_Task_
Search the records that follow and extract every line containing the string "Privacy".

Collected data:

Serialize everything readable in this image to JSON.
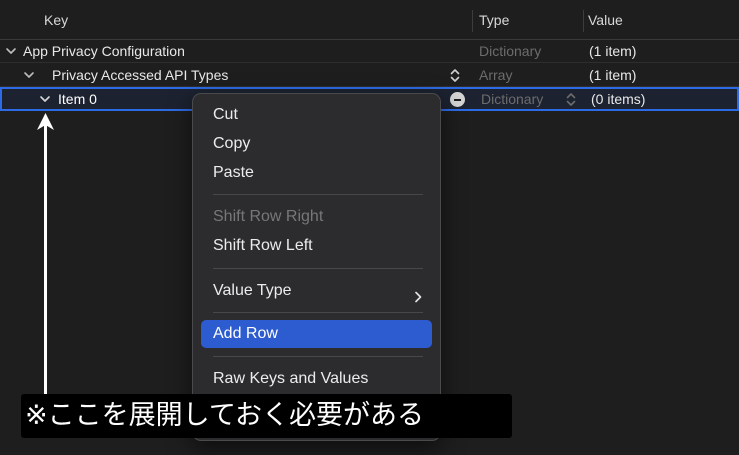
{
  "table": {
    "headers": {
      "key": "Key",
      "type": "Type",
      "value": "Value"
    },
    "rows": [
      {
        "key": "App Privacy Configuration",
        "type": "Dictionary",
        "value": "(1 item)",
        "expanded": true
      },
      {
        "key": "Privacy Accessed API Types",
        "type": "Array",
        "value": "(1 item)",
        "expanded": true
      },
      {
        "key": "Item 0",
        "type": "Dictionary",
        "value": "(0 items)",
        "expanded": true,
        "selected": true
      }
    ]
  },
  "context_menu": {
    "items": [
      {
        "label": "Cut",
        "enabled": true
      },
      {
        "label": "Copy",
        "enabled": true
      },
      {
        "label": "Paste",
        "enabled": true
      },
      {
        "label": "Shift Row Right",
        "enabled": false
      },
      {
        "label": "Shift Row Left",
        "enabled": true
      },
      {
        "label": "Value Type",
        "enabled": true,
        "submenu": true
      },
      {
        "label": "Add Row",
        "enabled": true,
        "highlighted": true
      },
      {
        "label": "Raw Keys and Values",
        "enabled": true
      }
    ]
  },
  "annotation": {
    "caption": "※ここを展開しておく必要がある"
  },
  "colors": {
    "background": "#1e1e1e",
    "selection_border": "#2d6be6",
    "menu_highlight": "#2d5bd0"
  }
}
---
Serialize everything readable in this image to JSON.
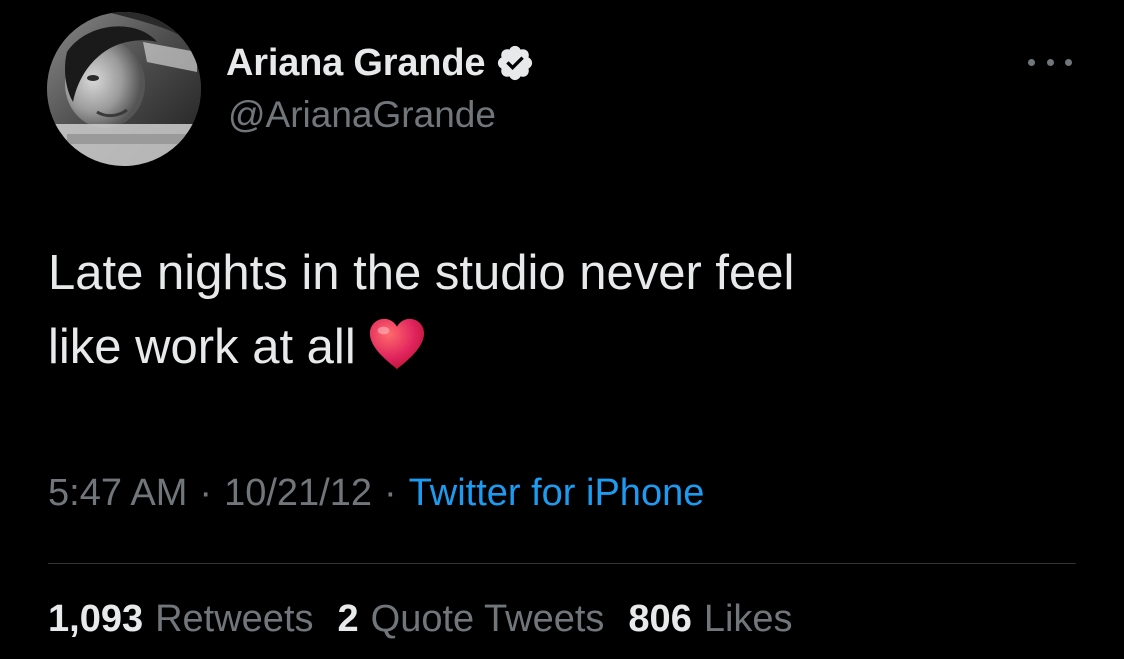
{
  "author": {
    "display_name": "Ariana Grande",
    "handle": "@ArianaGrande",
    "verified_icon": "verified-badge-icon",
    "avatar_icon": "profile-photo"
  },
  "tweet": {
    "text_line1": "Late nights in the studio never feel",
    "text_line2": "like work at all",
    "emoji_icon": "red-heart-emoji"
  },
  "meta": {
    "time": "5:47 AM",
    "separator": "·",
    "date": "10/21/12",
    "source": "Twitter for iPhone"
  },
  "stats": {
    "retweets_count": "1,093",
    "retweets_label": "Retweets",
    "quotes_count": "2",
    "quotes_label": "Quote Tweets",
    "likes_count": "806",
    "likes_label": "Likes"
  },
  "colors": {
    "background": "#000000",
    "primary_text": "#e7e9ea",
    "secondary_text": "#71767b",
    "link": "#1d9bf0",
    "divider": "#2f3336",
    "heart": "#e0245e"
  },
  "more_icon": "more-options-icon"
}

_Problem solution_
        "key": "App Privacy Configuration",
        "key": "Privacy Accessed API Types",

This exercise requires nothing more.